Required work |
Repeat the lines from the first one through the line containing "row-b: 10. 121 xyxy=(382,235,481,269)", including both.

[Element and region listings]
■ ■ ■ ■ ■ ■ ■

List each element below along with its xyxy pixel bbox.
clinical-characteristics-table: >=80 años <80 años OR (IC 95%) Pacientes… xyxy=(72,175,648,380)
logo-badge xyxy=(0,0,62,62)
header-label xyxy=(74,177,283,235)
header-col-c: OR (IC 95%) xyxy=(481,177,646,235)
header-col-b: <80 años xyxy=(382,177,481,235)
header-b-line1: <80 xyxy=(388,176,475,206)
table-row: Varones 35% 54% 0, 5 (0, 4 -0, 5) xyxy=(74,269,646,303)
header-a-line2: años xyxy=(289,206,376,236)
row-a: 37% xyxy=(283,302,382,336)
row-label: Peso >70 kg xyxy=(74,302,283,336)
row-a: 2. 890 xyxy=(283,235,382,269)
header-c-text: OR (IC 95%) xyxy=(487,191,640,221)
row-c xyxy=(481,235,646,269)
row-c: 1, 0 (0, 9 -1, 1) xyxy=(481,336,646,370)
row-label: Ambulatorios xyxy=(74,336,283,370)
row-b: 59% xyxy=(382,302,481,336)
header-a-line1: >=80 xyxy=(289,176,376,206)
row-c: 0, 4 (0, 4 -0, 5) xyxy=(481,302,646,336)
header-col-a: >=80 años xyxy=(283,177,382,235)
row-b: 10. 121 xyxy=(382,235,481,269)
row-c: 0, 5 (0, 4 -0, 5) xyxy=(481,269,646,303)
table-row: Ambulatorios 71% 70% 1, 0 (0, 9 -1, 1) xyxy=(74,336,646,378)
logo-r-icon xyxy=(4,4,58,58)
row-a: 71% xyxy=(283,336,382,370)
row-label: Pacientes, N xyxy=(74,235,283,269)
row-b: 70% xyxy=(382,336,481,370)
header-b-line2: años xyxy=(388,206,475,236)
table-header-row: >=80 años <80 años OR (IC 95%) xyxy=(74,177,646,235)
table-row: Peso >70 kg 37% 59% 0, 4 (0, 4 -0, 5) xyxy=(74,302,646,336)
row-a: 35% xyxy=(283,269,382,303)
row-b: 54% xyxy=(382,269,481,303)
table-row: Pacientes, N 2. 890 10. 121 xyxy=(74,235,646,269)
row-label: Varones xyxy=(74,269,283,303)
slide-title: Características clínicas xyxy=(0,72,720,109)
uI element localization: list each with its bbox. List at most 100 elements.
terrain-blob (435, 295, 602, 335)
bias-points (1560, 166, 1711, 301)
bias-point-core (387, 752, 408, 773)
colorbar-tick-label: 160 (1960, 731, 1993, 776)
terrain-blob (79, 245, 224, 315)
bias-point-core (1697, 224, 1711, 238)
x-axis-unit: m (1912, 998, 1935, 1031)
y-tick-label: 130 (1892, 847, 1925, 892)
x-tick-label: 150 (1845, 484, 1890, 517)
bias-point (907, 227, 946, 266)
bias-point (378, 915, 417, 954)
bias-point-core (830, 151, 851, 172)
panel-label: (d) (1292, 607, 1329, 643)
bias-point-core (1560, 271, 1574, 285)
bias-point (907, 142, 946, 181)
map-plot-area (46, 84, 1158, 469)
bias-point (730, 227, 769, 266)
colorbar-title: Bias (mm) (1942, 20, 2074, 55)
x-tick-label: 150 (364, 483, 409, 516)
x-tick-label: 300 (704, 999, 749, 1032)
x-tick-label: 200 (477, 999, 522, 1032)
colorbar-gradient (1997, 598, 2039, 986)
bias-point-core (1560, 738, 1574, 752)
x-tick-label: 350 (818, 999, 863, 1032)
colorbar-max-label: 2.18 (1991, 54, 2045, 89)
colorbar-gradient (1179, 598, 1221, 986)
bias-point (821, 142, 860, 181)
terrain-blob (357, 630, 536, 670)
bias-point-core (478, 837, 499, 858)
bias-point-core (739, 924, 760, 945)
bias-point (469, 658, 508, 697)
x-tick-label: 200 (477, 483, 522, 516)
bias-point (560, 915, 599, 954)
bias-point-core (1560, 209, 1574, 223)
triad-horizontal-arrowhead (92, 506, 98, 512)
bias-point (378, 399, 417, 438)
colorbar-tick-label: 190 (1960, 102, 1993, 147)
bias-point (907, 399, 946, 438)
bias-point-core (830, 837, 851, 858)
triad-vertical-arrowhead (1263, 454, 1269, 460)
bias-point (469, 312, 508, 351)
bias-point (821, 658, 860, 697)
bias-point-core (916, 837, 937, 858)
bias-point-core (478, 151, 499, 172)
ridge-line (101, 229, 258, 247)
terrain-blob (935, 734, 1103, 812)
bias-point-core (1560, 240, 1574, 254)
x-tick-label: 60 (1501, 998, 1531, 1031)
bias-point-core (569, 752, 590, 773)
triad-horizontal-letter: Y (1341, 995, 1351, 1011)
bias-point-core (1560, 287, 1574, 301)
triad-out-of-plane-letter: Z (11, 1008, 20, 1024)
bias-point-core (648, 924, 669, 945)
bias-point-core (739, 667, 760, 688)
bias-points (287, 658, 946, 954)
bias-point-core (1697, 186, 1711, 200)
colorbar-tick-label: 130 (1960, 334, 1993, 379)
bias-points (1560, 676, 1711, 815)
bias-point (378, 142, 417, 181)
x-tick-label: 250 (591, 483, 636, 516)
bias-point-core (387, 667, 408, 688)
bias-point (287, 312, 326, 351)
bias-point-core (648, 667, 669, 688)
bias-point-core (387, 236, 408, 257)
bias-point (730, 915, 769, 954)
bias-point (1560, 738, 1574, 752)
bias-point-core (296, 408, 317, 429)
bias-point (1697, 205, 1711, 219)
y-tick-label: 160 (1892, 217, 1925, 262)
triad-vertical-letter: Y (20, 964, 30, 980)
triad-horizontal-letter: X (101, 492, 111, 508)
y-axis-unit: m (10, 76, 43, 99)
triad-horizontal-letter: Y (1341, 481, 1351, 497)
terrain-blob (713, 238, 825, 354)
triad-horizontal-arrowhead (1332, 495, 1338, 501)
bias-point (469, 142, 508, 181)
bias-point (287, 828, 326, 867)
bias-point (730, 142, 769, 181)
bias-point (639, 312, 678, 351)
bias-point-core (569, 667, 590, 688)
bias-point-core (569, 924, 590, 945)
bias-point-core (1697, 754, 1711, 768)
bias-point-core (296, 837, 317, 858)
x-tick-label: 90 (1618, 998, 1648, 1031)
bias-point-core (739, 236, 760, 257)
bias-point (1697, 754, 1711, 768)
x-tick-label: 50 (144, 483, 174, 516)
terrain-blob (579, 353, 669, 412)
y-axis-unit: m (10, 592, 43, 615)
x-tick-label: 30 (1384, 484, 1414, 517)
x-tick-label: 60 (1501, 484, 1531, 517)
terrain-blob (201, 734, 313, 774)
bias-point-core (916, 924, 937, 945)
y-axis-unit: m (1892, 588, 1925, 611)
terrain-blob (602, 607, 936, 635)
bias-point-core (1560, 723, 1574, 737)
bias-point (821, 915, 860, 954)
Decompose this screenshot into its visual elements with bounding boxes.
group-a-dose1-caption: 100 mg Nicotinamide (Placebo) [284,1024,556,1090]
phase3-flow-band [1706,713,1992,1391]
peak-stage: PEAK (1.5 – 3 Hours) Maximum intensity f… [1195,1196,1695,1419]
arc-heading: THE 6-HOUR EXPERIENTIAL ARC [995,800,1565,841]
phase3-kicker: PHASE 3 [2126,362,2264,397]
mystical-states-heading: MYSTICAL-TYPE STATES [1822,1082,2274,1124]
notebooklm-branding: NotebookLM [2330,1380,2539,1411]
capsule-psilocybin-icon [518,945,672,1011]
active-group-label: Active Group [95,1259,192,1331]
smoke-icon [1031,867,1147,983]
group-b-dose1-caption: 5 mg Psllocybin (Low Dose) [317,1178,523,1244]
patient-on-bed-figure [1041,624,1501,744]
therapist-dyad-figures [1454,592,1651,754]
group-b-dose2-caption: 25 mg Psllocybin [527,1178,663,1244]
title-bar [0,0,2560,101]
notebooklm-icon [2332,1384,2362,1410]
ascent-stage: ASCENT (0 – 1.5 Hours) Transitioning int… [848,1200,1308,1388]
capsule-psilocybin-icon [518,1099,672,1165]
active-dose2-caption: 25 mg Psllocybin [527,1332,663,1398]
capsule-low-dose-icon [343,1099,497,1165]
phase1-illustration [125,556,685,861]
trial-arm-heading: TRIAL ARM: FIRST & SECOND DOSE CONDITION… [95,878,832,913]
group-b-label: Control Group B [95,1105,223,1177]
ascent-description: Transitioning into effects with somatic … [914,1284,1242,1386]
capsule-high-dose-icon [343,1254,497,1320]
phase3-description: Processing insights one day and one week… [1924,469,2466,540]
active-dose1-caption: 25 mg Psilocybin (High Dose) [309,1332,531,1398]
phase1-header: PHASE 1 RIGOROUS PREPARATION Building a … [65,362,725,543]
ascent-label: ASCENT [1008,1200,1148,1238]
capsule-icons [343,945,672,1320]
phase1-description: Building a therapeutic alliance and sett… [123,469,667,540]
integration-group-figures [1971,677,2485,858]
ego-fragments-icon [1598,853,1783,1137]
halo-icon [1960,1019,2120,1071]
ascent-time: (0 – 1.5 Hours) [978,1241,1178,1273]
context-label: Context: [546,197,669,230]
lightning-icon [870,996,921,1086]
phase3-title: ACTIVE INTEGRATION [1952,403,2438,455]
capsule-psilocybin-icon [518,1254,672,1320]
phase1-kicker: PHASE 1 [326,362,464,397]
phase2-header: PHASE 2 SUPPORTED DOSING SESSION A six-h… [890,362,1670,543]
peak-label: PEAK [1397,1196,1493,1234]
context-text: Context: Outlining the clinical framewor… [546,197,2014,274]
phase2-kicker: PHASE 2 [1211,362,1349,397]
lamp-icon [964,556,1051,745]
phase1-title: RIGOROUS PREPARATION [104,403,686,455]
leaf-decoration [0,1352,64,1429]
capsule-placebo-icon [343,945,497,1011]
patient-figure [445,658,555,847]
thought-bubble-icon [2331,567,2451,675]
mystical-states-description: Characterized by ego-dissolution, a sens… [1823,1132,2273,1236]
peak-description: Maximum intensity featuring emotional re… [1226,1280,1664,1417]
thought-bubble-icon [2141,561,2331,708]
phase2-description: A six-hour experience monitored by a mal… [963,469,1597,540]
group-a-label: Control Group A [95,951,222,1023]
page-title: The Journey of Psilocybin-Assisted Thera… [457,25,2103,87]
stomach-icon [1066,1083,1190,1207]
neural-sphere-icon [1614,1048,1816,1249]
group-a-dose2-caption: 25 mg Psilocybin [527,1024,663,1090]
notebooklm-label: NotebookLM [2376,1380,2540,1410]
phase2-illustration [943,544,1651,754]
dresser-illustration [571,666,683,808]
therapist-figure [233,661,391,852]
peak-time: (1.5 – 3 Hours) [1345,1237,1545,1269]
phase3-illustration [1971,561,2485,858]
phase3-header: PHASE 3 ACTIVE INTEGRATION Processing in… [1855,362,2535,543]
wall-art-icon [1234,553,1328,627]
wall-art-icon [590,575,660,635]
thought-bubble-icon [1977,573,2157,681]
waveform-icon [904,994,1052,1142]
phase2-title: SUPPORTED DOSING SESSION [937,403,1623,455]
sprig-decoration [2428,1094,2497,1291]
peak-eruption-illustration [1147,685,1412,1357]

■ ■ ■ ■ ■ ■ ■

Task solution |
List each element below along with its xyxy pixel bbox.
clinical-characteristics-table: >=80 años <80 años OR (IC 95%) Pacientes… xyxy=(72,175,648,380)
logo-badge xyxy=(0,0,62,62)
header-label xyxy=(74,177,283,235)
header-col-c: OR (IC 95%) xyxy=(481,177,646,235)
header-col-b: <80 años xyxy=(382,177,481,235)
header-b-line1: <80 xyxy=(388,176,475,206)
table-row: Varones 35% 54% 0, 5 (0, 4 -0, 5) xyxy=(74,269,646,303)
header-a-line2: años xyxy=(289,206,376,236)
row-a: 37% xyxy=(283,302,382,336)
row-label: Peso >70 kg xyxy=(74,302,283,336)
row-a: 2. 890 xyxy=(283,235,382,269)
header-c-text: OR (IC 95%) xyxy=(487,191,640,221)
row-c xyxy=(481,235,646,269)
row-c: 1, 0 (0, 9 -1, 1) xyxy=(481,336,646,370)
row-label: Ambulatorios xyxy=(74,336,283,370)
row-b: 59% xyxy=(382,302,481,336)
header-a-line1: >=80 xyxy=(289,176,376,206)
row-c: 0, 4 (0, 4 -0, 5) xyxy=(481,302,646,336)
header-col-a: >=80 años xyxy=(283,177,382,235)
row-b: 10. 121 xyxy=(382,235,481,269)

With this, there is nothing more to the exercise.